Job: What lines of the data include the string "legend"? Copy them all.

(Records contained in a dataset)
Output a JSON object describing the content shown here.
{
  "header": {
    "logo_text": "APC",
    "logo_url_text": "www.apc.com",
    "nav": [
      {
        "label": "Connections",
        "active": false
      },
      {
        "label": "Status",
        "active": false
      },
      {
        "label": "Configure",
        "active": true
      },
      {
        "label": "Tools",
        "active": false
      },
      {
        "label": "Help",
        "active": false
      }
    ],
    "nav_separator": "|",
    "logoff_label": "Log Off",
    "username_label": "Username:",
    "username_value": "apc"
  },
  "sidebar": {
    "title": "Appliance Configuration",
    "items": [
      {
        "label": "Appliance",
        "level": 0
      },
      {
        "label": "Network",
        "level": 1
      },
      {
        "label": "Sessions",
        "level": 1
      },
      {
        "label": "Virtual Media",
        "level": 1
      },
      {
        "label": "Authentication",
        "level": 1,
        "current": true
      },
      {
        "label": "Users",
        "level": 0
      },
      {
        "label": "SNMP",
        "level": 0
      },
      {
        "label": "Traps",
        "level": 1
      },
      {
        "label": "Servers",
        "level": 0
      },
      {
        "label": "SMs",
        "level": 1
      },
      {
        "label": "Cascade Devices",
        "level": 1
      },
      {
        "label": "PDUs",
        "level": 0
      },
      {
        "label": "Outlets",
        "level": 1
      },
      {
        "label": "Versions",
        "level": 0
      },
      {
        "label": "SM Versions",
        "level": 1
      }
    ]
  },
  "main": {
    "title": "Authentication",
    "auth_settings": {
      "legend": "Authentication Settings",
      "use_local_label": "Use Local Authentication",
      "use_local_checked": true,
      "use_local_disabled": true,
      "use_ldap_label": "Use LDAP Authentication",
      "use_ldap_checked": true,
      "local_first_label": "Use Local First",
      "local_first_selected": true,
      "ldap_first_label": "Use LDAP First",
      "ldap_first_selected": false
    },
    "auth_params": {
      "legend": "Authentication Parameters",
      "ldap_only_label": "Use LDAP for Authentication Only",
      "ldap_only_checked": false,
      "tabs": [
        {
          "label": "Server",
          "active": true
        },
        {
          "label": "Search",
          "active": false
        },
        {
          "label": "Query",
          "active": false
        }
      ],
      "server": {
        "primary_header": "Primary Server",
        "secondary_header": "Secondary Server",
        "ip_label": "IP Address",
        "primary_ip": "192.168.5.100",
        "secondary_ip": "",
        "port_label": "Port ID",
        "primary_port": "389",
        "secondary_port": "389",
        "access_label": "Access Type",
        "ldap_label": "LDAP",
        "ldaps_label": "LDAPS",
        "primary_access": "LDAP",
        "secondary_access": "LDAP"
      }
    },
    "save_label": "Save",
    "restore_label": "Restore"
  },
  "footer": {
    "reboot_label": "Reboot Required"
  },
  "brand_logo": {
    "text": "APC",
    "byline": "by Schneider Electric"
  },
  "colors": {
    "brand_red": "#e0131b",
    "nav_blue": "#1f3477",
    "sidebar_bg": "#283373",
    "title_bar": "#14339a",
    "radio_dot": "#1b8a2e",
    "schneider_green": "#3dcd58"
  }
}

Solution below:
      "legend": "Authentication Settings",
      "legend": "Authentication Parameters",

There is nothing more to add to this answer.